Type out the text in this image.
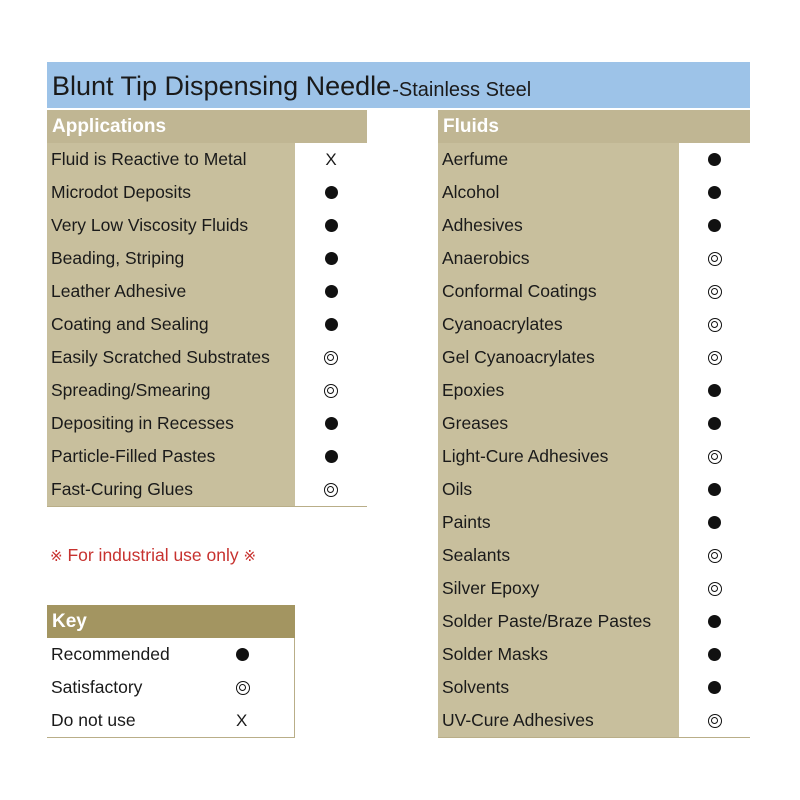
Blunt Tip Dispensing Needle -Stainless Steel
Applications
Fluid is Reactive to Metal	X
Microdot Deposits
Very Low Viscosity Fluids
Beading, Striping
Leather Adhesive
Coating and Sealing
Easily Scratched Substrates
Spreading/Smearing
Depositing in Recesses
Particle-Filled Pastes
Fast-Curing Glues
Fluids
Aerfume
Alcohol
Adhesives
Anaerobics
Conformal Coatings
Cyanoacrylates
Gel Cyanoacrylates
Epoxies
Greases
Light-Cure Adhesives
Oils
Paints
Sealants
Silver Epoxy
Solder Paste/Braze Pastes
Solder Masks
Solvents
UV-Cure Adhesives
※ For industrial use only ※
Key
Recommended
Satisfactory
Do not use	X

Job » Return a copy of every line that includes the word "Cure".

Solution to the exercise »
Light-Cure Adhesives
UV-Cure Adhesives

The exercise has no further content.